[Records from a data source]
==========

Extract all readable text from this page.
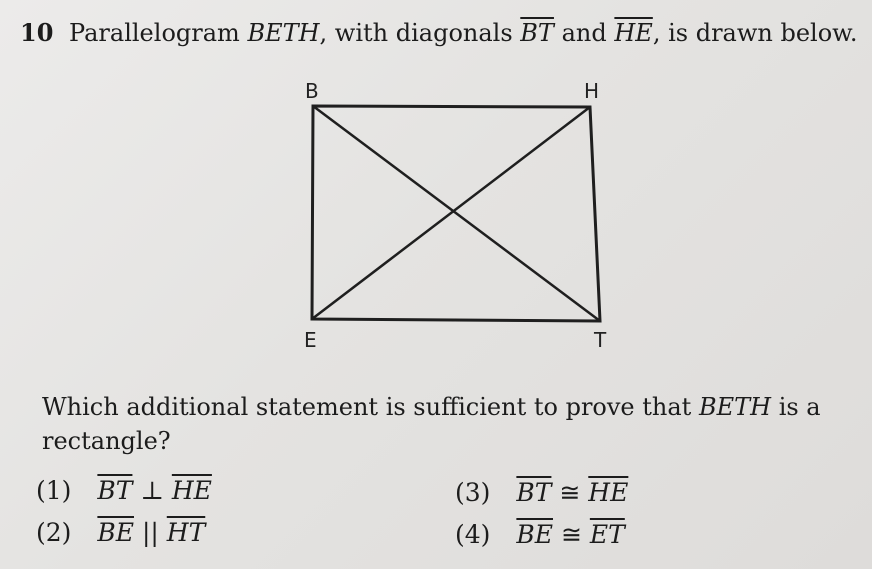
10 Parallelogram BETH, with diagonals $\overline{BT}$ and $\overline{HE}$, is drawn below.
B	H
E	T
Which additional statement is sufficient to prove that BETH is a rectangle?
(1) $\overline{BT}$ ⊥ $\overline{HE}$
(2) $\overline{BE}$ || $\overline{HT}$
(3) $\overline{BT}$ ≅ $\overline{HE}$
(4) $\overline{BE}$ ≅ $\overline{ET}$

==========

Given problem> How many lines of the listing include the string "overline"? Answer with the number alone.

Written solution> 5